### Challenge:
Reproduce the listing below, swapping each "LEGISLATIVE SESSION" for "REGULAR SESSION" and keeping every other line and character intact.

### Input for this task:

▬▬▬▬▬▬

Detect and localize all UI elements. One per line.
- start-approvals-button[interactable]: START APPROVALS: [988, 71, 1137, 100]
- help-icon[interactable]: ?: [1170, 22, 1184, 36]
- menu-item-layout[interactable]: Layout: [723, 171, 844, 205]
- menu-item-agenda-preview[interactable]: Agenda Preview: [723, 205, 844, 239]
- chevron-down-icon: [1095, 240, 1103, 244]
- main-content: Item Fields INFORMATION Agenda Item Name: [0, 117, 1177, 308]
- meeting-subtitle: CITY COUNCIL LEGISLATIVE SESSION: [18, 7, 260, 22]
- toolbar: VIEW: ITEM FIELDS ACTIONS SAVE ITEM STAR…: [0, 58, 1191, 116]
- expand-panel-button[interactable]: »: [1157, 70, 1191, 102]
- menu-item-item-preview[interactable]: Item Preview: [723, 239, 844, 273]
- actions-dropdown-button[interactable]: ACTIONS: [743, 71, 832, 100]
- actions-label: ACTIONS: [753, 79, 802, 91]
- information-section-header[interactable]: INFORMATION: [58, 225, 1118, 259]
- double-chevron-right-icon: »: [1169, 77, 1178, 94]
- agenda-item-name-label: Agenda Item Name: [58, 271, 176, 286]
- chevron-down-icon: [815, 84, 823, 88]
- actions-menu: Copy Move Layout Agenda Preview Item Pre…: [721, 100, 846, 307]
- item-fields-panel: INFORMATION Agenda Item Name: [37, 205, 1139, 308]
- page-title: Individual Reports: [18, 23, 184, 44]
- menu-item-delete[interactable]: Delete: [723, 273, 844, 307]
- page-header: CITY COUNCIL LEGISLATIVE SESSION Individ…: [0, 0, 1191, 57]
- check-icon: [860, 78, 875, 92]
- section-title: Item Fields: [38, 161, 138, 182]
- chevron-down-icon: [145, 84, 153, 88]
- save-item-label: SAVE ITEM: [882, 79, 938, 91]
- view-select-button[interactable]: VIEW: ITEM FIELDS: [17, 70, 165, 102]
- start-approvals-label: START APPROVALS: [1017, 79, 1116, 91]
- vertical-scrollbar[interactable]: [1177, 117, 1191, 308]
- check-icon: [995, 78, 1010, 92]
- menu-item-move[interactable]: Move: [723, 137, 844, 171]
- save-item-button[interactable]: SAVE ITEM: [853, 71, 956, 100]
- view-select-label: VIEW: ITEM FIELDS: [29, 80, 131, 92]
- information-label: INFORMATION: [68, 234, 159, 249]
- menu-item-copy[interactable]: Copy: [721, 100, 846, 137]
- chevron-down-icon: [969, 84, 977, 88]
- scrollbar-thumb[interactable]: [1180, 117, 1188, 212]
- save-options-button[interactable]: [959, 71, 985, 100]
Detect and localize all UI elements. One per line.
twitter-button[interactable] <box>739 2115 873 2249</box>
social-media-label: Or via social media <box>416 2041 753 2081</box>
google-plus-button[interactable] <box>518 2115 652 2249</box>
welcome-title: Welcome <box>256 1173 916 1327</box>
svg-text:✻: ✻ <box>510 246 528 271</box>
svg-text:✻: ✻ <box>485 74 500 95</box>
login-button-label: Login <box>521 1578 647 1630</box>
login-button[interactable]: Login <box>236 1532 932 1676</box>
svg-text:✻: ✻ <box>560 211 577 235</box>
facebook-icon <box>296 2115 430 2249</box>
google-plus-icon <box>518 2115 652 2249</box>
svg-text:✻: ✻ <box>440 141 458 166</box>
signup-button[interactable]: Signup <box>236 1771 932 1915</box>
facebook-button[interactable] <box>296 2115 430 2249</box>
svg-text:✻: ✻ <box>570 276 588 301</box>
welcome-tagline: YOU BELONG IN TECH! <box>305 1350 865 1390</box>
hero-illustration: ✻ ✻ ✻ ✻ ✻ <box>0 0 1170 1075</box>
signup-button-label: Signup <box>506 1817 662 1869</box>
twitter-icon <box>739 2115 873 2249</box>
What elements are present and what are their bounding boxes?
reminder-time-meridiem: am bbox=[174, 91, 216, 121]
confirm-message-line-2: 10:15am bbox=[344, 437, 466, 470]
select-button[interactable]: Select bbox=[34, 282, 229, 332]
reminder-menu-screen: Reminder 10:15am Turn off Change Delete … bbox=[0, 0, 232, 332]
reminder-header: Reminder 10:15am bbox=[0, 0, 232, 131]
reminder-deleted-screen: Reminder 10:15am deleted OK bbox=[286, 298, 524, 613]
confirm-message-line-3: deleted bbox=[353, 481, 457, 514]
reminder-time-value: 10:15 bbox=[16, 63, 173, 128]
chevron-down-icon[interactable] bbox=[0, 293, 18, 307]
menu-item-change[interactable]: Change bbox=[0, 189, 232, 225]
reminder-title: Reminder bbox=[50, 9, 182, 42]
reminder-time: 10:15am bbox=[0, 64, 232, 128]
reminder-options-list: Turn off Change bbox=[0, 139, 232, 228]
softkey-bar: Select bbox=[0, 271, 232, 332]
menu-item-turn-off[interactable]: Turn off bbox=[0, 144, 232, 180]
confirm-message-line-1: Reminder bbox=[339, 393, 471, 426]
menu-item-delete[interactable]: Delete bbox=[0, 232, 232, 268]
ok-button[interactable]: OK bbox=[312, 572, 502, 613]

▬▬▬▬▬▬

### Correct result:
Detect and localize all UI elements. One per line.
- start-approvals-button[interactable]: START APPROVALS: [988, 71, 1137, 100]
- help-icon[interactable]: ?: [1170, 22, 1184, 36]
- menu-item-layout[interactable]: Layout: [723, 171, 844, 205]
- menu-item-agenda-preview[interactable]: Agenda Preview: [723, 205, 844, 239]
- chevron-down-icon: [1095, 240, 1103, 244]
- main-content: Item Fields INFORMATION Agenda Item Name: [0, 117, 1177, 308]
- meeting-subtitle: CITY COUNCIL REGULAR SESSION: [18, 7, 260, 22]
- toolbar: VIEW: ITEM FIELDS ACTIONS SAVE ITEM STAR…: [0, 58, 1191, 116]
- expand-panel-button[interactable]: »: [1157, 70, 1191, 102]
- menu-item-item-preview[interactable]: Item Preview: [723, 239, 844, 273]
- actions-dropdown-button[interactable]: ACTIONS: [743, 71, 832, 100]
- actions-label: ACTIONS: [753, 79, 802, 91]
- information-section-header[interactable]: INFORMATION: [58, 225, 1118, 259]
- double-chevron-right-icon: »: [1169, 77, 1178, 94]
- agenda-item-name-label: Agenda Item Name: [58, 271, 176, 286]
- chevron-down-icon: [815, 84, 823, 88]
- actions-menu: Copy Move Layout Agenda Preview Item Pre…: [721, 100, 846, 307]
- item-fields-panel: INFORMATION Agenda Item Name: [37, 205, 1139, 308]
- page-title: Individual Reports: [18, 23, 184, 44]
- menu-item-delete[interactable]: Delete: [723, 273, 844, 307]
- page-header: CITY COUNCIL REGULAR SESSION Individ…: [0, 0, 1191, 57]
- check-icon: [860, 78, 875, 92]
- section-title: Item Fields: [38, 161, 138, 182]
- chevron-down-icon: [145, 84, 153, 88]
- save-item-label: SAVE ITEM: [882, 79, 938, 91]
- view-select-button[interactable]: VIEW: ITEM FIELDS: [17, 70, 165, 102]
- start-approvals-label: START APPROVALS: [1017, 79, 1116, 91]
- vertical-scrollbar[interactable]: [1177, 117, 1191, 308]
- check-icon: [995, 78, 1010, 92]
- menu-item-move[interactable]: Move: [723, 137, 844, 171]
- save-item-button[interactable]: SAVE ITEM: [853, 71, 956, 100]
- view-select-label: VIEW: ITEM FIELDS: [29, 80, 131, 92]
- information-label: INFORMATION: [68, 234, 159, 249]
- menu-item-copy[interactable]: Copy: [721, 100, 846, 137]
- chevron-down-icon: [969, 84, 977, 88]
- scrollbar-thumb[interactable]: [1180, 117, 1188, 212]
- save-options-button[interactable]: [959, 71, 985, 100]
Detect and localize all UI elements. One per line.
twitter-button[interactable] <box>739 2115 873 2249</box>
social-media-label: Or via social media <box>416 2041 753 2081</box>
google-plus-button[interactable] <box>518 2115 652 2249</box>
welcome-title: Welcome <box>256 1173 916 1327</box>
svg-text:✻: ✻ <box>510 246 528 271</box>
svg-text:✻: ✻ <box>485 74 500 95</box>
login-button-label: Login <box>521 1578 647 1630</box>
login-button[interactable]: Login <box>236 1532 932 1676</box>
svg-text:✻: ✻ <box>560 211 577 235</box>
facebook-icon <box>296 2115 430 2249</box>
google-plus-icon <box>518 2115 652 2249</box>
svg-text:✻: ✻ <box>440 141 458 166</box>
signup-button[interactable]: Signup <box>236 1771 932 1915</box>
facebook-button[interactable] <box>296 2115 430 2249</box>
svg-text:✻: ✻ <box>570 276 588 301</box>
welcome-tagline: YOU BELONG IN TECH! <box>305 1350 865 1390</box>
hero-illustration: ✻ ✻ ✻ ✻ ✻ <box>0 0 1170 1075</box>
signup-button-label: Signup <box>506 1817 662 1869</box>
twitter-icon <box>739 2115 873 2249</box>
What elements are present and what are their bounding boxes?
reminder-time-meridiem: am bbox=[174, 91, 216, 121]
confirm-message-line-2: 10:15am bbox=[344, 437, 466, 470]
select-button[interactable]: Select bbox=[34, 282, 229, 332]
reminder-menu-screen: Reminder 10:15am Turn off Change Delete … bbox=[0, 0, 232, 332]
reminder-header: Reminder 10:15am bbox=[0, 0, 232, 131]
reminder-deleted-screen: Reminder 10:15am deleted OK bbox=[286, 298, 524, 613]
confirm-message-line-3: deleted bbox=[353, 481, 457, 514]
reminder-time-value: 10:15 bbox=[16, 63, 173, 128]
chevron-down-icon[interactable] bbox=[0, 293, 18, 307]
menu-item-change[interactable]: Change bbox=[0, 189, 232, 225]
reminder-title: Reminder bbox=[50, 9, 182, 42]
reminder-time: 10:15am bbox=[0, 64, 232, 128]
reminder-options-list: Turn off Change bbox=[0, 139, 232, 228]
softkey-bar: Select bbox=[0, 271, 232, 332]
menu-item-turn-off[interactable]: Turn off bbox=[0, 144, 232, 180]
confirm-message-line-1: Reminder bbox=[339, 393, 471, 426]
menu-item-delete[interactable]: Delete bbox=[0, 232, 232, 268]
ok-button[interactable]: OK bbox=[312, 572, 502, 613]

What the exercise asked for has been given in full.